■ YOUR OBJECTIVE ■
Word for word, set down the records and skip each picture.

═════ RAW RECORDS ═════

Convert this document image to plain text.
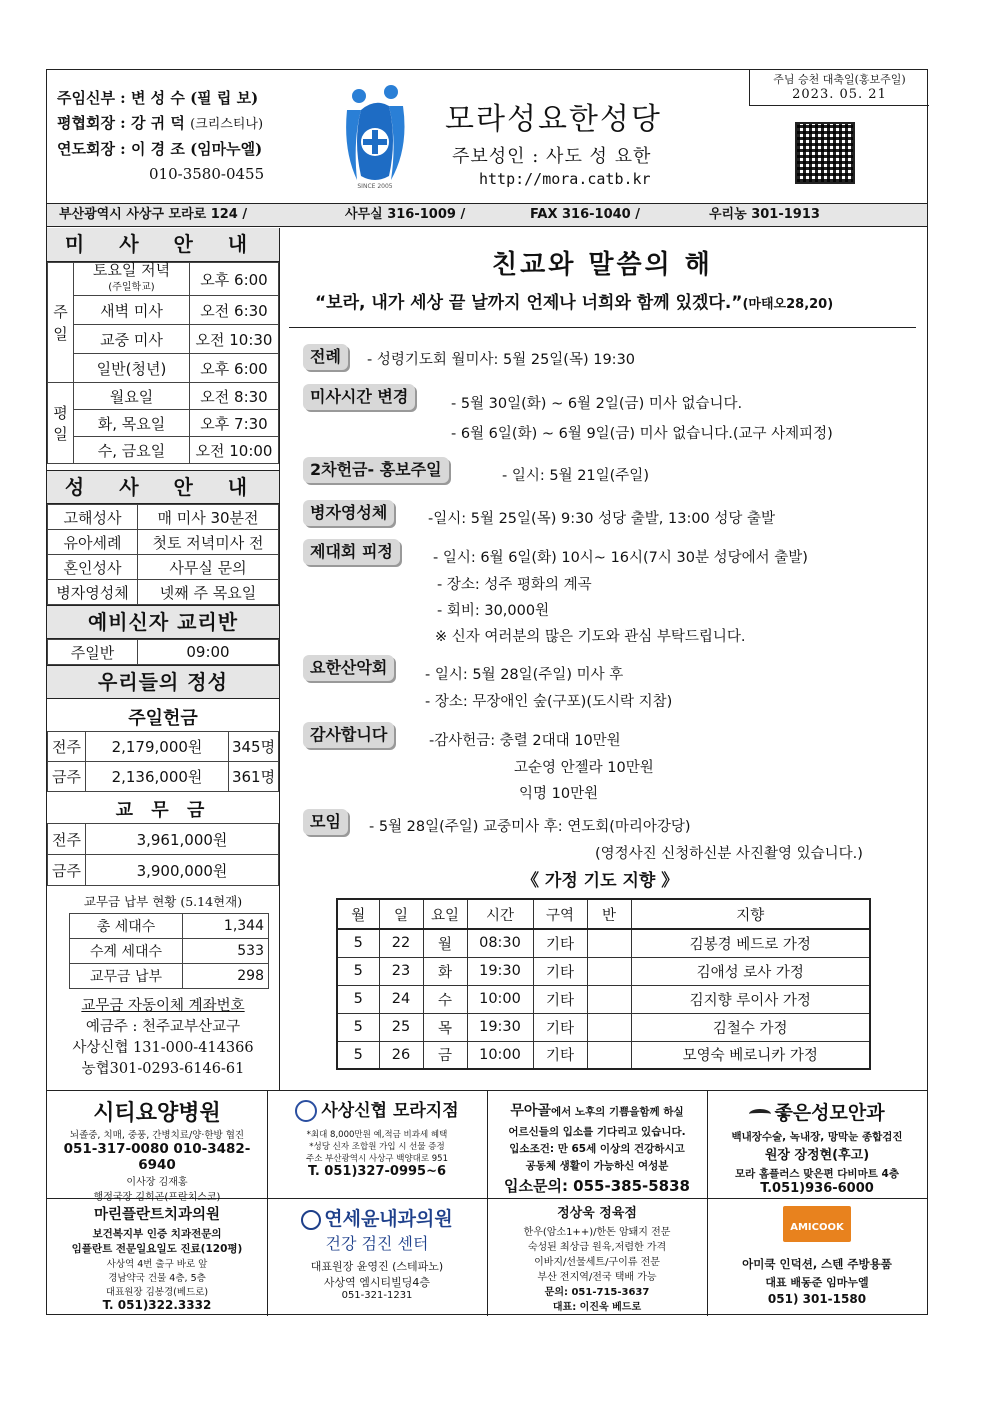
주임신부 : 변 성 수 (필 립 보)
평협회장 : 강 귀 덕 (크리스티나)
연도회장 : 이 경 조 (임마누엘)
010-3580-0455
SINCE 2005
모라성요한성당
주보성인 : 사도 성 요한
http://mora.catb.kr
주님 승천 대축일(홍보주일)
2023. 05. 21
부산광역시 사상구 모라로 124 /	사무실 316-1009 /	FAX 316-1040 /	우리농 301-1913
미 사 안 내
주일	토요일 저녁
(주일학교)	오후 6:00
	새벽 미사	오전 6:30
	교중 미사	오전 10:30
	일반(청년)	오후 6:00
평일	월요일	오전 8:30
	화, 목요일	오후 7:30
	수, 금요일	오전 10:00
성 사 안 내
고해성사	매 미사 30분전
유아세례	첫토 저녁미사 전
혼인성사	사무실 문의
병자영성체	넷째 주 목요일
예비신자 교리반
주일반	09:00
우리들의 정성
주일헌금
전주	2,179,000원	345명
금주	2,136,000원	361명
교 무 금
전주	3,961,000원
금주	3,900,000원
교무금 납부 현황 (5.14현재)
총 세대수	1,344
수계 세대수	533
교무금 납부	298
교무금 자동이체 계좌번호
예금주 : 천주교부산교구
사상신협 131-000-414366
농협301-0293-6146-61
친교와 말씀의 해
“보라, 내가 세상 끝 날까지 언제나 너희와 함께 있겠다.”(마태오28,20)
전례	- 성령기도회 월미사: 5월 25일(목) 19:30
미사시간 변경	- 5월 30일(화) ~ 6월 2일(금) 미사 없습니다.
- 6월 6일(화) ~ 6월 9일(금) 미사 없습니다.(교구 사제피정)
2차헌금- 홍보주일	- 일시: 5월 21일(주일)
병자영성체	-일시: 5월 25일(목) 9:30 성당 출발, 13:00 성당 출발
제대회 피정	- 일시: 6월 6일(화) 10시~ 16시(7시 30분 성당에서 출발)
- 장소: 성주 평화의 계곡
- 회비: 30,000원
※ 신자 여러분의 많은 기도와 관심 부탁드립니다.
요한산악회	- 일시: 5월 28일(주일) 미사 후
- 장소: 무장애인 숲(구포)(도시락 지참)
감사합니다	-감사헌금: 충렬 2대대 10만원
고순영 안젤라 10만원
익명 10만원
모임	- 5월 28일(주일) 교중미사 후: 연도회(마리아강당)
(영정사진 신청하신분 사진촬영 있습니다.)
《 가정 기도 지향 》
월	일	요일	시간	구역	반	지향
5	22	월	08:30	기타		김봉경 베드로 가정
5	23	화	19:30	기타		김애성 로사 가정
5	24	수	10:00	기타		김지향 루이사 가정
5	25	목	19:30	기타		김철수 가정
5	26	금	10:00	기타		모영숙 베로니카 가정
시티요양병원
뇌졸중, 치매, 중풍, 간병치료/양·한방 협진
051-317-0080 010-3482-6940
이사장 김재홍
행정국장 김희곤(프란치스코)
사상신협 모라지점
*최대 8,000만원 예,적금 비과세 혜택
*성당 신자 조합원 가입 시 선물 증정
주소 부산광역시 사상구 백양대로 951
T. 051)327-0995~6
무아골에서 노후의 기쁨을함께 하실
어르신들의 입소를 기다리고 있습니다.
입소조건: 만 65세 이상의 건강하시고
공동체 생활이 가능하신 여성분
입소문의: 055-385-5838
좋은성모안과
백내장수술, 녹내장, 망막눈 종합검진
원장 장정현(후고)
모라 홈플러스 맞은편 다비마트 4층
T.051)936-6000
마린플란트치과의원
보건복지부 인증 치과전문의
임플란트 전문일요일도 진료(120평)
사상역 4번 출구 바로 앞
경남약국 건물 4층, 5층
대표원장 김봉경(베드로)
T. 051)322.3332
연세윤내과의원
건강 검진 센터
대표원장 윤영진 (스테파노)
사상역 엠시티빌딩4층
051-321-1231
정상욱 정육점
한우(암소1++)/한돈 암돼지 전문
숙성된 최상급 원육,저렴한 가격
이바지/선물세트/구이류 전문
부산 전지역/전국 택배 가능
문의: 051-715-3637
대표: 이진욱 베드로
AMICOOK
아미쿡 인덕션, 스텐 주방용품
대표 배동준 임마누엘
051) 301-1580
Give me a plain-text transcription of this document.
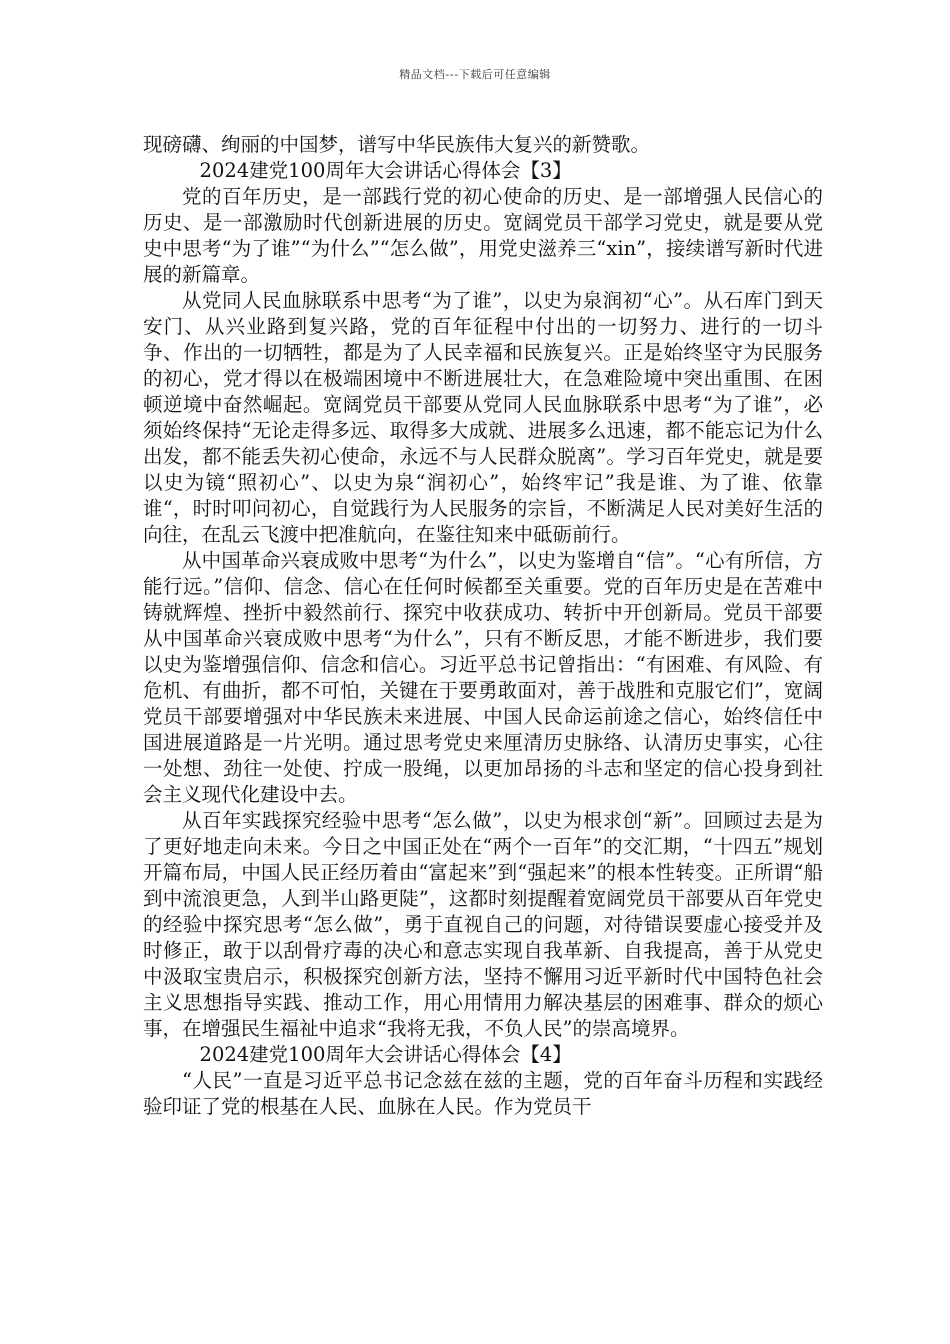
精品文档---下载后可任意编辑

现磅礴、绚丽的中国梦，谱写中华民族伟大复兴的新赞歌。

2024建党100周年大会讲话心得体会【3】

党的百年历史，是一部践行党的初心使命的历史、是一部增强人民信心的历史、是一部激励时代创新进展的历史。宽阔党员干部学习党史，就是要从党史中思考“为了谁”“为什么”“怎么做”，用党史滋养三“xin”，接续谱写新时代进展的新篇章。

从党同人民血脉联系中思考“为了谁”，以史为泉润初“心”。从石库门到天安门、从兴业路到复兴路，党的百年征程中付出的一切努力、进行的一切斗争、作出的一切牺牲，都是为了人民幸福和民族复兴。正是始终坚守为民服务的初心，党才得以在极端困境中不断进展壮大，在急难险境中突出重围、在困顿逆境中奋然崛起。宽阔党员干部要从党同人民血脉联系中思考“为了谁”，必须始终保持“无论走得多远、取得多大成就、进展多么迅速，都不能忘记为什么出发，都不能丢失初心使命，永远不与人民群众脱离”。学习百年党史，就是要以史为镜“照初心”、以史为泉“润初心”，始终牢记”我是谁、为了谁、依靠谁“，时时叩问初心，自觉践行为人民服务的宗旨，不断满足人民对美好生活的向往，在乱云飞渡中把准航向，在鉴往知来中砥砺前行。

从中国革命兴衰成败中思考“为什么”，以史为鉴增自“信”。“心有所信，方能行远。”信仰、信念、信心在任何时候都至关重要。党的百年历史是在苦难中铸就辉煌、挫折中毅然前行、探究中收获成功、转折中开创新局。党员干部要从中国革命兴衰成败中思考“为什么”，只有不断反思，才能不断进步，我们要以史为鉴增强信仰、信念和信心。习近平总书记曾指出：“有困难、有风险、有危机、有曲折，都不可怕，关键在于要勇敢面对，善于战胜和克服它们”，宽阔党员干部要增强对中华民族未来进展、中国人民命运前途之信心，始终信任中国进展道路是一片光明。通过思考党史来厘清历史脉络、认清历史事实，心往一处想、劲往一处使、拧成一股绳，以更加昂扬的斗志和坚定的信心投身到社会主义现代化建设中去。

从百年实践探究经验中思考“怎么做”，以史为根求创“新”。回顾过去是为了更好地走向未来。今日之中国正处在“两个一百年”的交汇期，“十四五”规划开篇布局，中国人民正经历着由“富起来”到“强起来”的根本性转变。正所谓“船到中流浪更急，人到半山路更陡”，这都时刻提醒着宽阔党员干部要从百年党史的经验中探究思考“怎么做”，勇于直视自己的问题，对待错误要虚心接受并及时修正，敢于以刮骨疗毒的决心和意志实现自我革新、自我提高，善于从党史中汲取宝贵启示，积极探究创新方法，坚持不懈用习近平新时代中国特色社会主义思想指导实践、推动工作，用心用情用力解决基层的困难事、群众的烦心事，在增强民生福祉中追求“我将无我，不负人民”的崇高境界。

2024建党100周年大会讲话心得体会【4】

“人民”一直是习近平总书记念兹在兹的主题，党的百年奋斗历程和实践经验印证了党的根基在人民、血脉在人民。作为党员干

═════

■ SOLUTION FOR THIS EXERCISE ■
Convert this document image to plain text.
주임신부 : 변 성 수 (필 립 보)
평협회장 : 강 귀 덕 (크리스티나)
연도회장 : 이 경 조 (임마누엘)
010-3580-0455
SINCE 2005
모라성요한성당
주보성인 : 사도 성 요한
http://mora.catb.kr
주님 승천 대축일(홍보주일)
2023. 05. 21
부산광역시 사상구 모라로 124 /	사무실 316-1009 /	FAX 316-1040 /	우리농 301-1913
미 사 안 내
주일	토요일 저녁
(주일학교)	오후 6:00
	새벽 미사	오전 6:30
	교중 미사	오전 10:30
	일반(청년)	오후 6:00
평일	월요일	오전 8:30
	화, 목요일	오후 7:30
	수, 금요일	오전 10:00
성 사 안 내
고해성사	매 미사 30분전
유아세례	첫토 저녁미사 전
혼인성사	사무실 문의
병자영성체	넷째 주 목요일
예비신자 교리반
주일반	09:00
우리들의 정성
주일헌금
전주	2,179,000원	345명
금주	2,136,000원	361명
교 무 금
전주	3,961,000원
금주	3,900,000원
교무금 납부 현황 (5.14현재)
총 세대수	1,344
수계 세대수	533
교무금 납부	298
교무금 자동이체 계좌번호
예금주 : 천주교부산교구
사상신협 131-000-414366
농협301-0293-6146-61
친교와 말씀의 해
“보라, 내가 세상 끝 날까지 언제나 너희와 함께 있겠다.”(마태오28,20)
전례	- 성령기도회 월미사: 5월 25일(목) 19:30
미사시간 변경	- 5월 30일(화) ~ 6월 2일(금) 미사 없습니다.
- 6월 6일(화) ~ 6월 9일(금) 미사 없습니다.(교구 사제피정)
2차헌금- 홍보주일	- 일시: 5월 21일(주일)
병자영성체	-일시: 5월 25일(목) 9:30 성당 출발, 13:00 성당 출발
제대회 피정	- 일시: 6월 6일(화) 10시~ 16시(7시 30분 성당에서 출발)
- 장소: 성주 평화의 계곡
- 회비: 30,000원
※ 신자 여러분의 많은 기도와 관심 부탁드립니다.
요한산악회	- 일시: 5월 28일(주일) 미사 후
- 장소: 무장애인 숲(구포)(도시락 지참)
감사합니다	-감사헌금: 충렬 2대대 10만원
고순영 안젤라 10만원
익명 10만원
모임	- 5월 28일(주일) 교중미사 후: 연도회(마리아강당)
(영정사진 신청하신분 사진촬영 있습니다.)
《 가정 기도 지향 》
월	일	요일	시간	구역	반	지향
5	22	월	08:30	기타		김봉경 베드로 가정
5	23	화	19:30	기타		김애성 로사 가정
5	24	수	10:00	기타		김지향 루이사 가정
5	25	목	19:30	기타		김철수 가정
5	26	금	10:00	기타		모영숙 베로니카 가정
시티요양병원
뇌졸중, 치매, 중풍, 간병치료/양·한방 협진
051-317-0080 010-3482-6940
이사장 김재홍
행정국장 김희곤(프란치스코)
사상신협 모라지점
*최대 8,000만원 예,적금 비과세 혜택
*성당 신자 조합원 가입 시 선물 증정
주소 부산광역시 사상구 백양대로 951
T. 051)327-0995~6
무아골에서 노후의 기쁨을함께 하실
어르신들의 입소를 기다리고 있습니다.
입소조건: 만 65세 이상의 건강하시고
공동체 생활이 가능하신 여성분
입소문의: 055-385-5838
좋은성모안과
백내장수술, 녹내장, 망막눈 종합검진
원장 장정현(후고)
모라 홈플러스 맞은편 다비마트 4층
T.051)936-6000
마린플란트치과의원
보건복지부 인증 치과전문의
임플란트 전문일요일도 진료(120평)
사상역 4번 출구 바로 앞
경남약국 건물 4층, 5층
대표원장 김봉경(베드로)
T. 051)322.3332
연세윤내과의원
건강 검진 센터
대표원장 윤영진 (스테파노)
사상역 엠시티빌딩4층
051-321-1231
정상욱 정육점
한우(암소1++)/한돈 암돼지 전문
숙성된 최상급 원육,저렴한 가격
이바지/선물세트/구이류 전문
부산 전지역/전국 택배 가능
문의: 051-715-3637
대표: 이진욱 베드로
AMICOOK
아미쿡 인덕션, 스텐 주방용품
대표 배동준 임마누엘
051) 301-1580
Give me a plain-text transcription of this document.
精品文档---下载后可任意编辑

现磅礴、绚丽的中国梦，谱写中华民族伟大复兴的新赞歌。

2024建党100周年大会讲话心得体会【3】

党的百年历史，是一部践行党的初心使命的历史、是一部增强人民信心的历史、是一部激励时代创新进展的历史。宽阔党员干部学习党史，就是要从党史中思考“为了谁”“为什么”“怎么做”，用党史滋养三“xin”，接续谱写新时代进展的新篇章。

从党同人民血脉联系中思考“为了谁”，以史为泉润初“心”。从石库门到天安门、从兴业路到复兴路，党的百年征程中付出的一切努力、进行的一切斗争、作出的一切牺牲，都是为了人民幸福和民族复兴。正是始终坚守为民服务的初心，党才得以在极端困境中不断进展壮大，在急难险境中突出重围、在困顿逆境中奋然崛起。宽阔党员干部要从党同人民血脉联系中思考“为了谁”，必须始终保持“无论走得多远、取得多大成就、进展多么迅速，都不能忘记为什么出发，都不能丢失初心使命，永远不与人民群众脱离”。学习百年党史，就是要以史为镜“照初心”、以史为泉“润初心”，始终牢记”我是谁、为了谁、依靠谁“，时时叩问初心，自觉践行为人民服务的宗旨，不断满足人民对美好生活的向往，在乱云飞渡中把准航向，在鉴往知来中砥砺前行。

从中国革命兴衰成败中思考“为什么”，以史为鉴增自“信”。“心有所信，方能行远。”信仰、信念、信心在任何时候都至关重要。党的百年历史是在苦难中铸就辉煌、挫折中毅然前行、探究中收获成功、转折中开创新局。党员干部要从中国革命兴衰成败中思考“为什么”，只有不断反思，才能不断进步，我们要以史为鉴增强信仰、信念和信心。习近平总书记曾指出：“有困难、有风险、有危机、有曲折，都不可怕，关键在于要勇敢面对，善于战胜和克服它们”，宽阔党员干部要增强对中华民族未来进展、中国人民命运前途之信心，始终信任中国进展道路是一片光明。通过思考党史来厘清历史脉络、认清历史事实，心往一处想、劲往一处使、拧成一股绳，以更加昂扬的斗志和坚定的信心投身到社会主义现代化建设中去。

从百年实践探究经验中思考“怎么做”，以史为根求创“新”。回顾过去是为了更好地走向未来。今日之中国正处在“两个一百年”的交汇期，“十四五”规划开篇布局，中国人民正经历着由“富起来”到“强起来”的根本性转变。正所谓“船到中流浪更急，人到半山路更陡”，这都时刻提醒着宽阔党员干部要从百年党史的经验中探究思考“怎么做”，勇于直视自己的问题，对待错误要虚心接受并及时修正，敢于以刮骨疗毒的决心和意志实现自我革新、自我提高，善于从党史中汲取宝贵启示，积极探究创新方法，坚持不懈用习近平新时代中国特色社会主义思想指导实践、推动工作，用心用情用力解决基层的困难事、群众的烦心事，在增强民生福祉中追求“我将无我，不负人民”的崇高境界。

2024建党100周年大会讲话心得体会【4】

“人民”一直是习近平总书记念兹在兹的主题，党的百年奋斗历程和实践经验印证了党的根基在人民、血脉在人民。作为党员干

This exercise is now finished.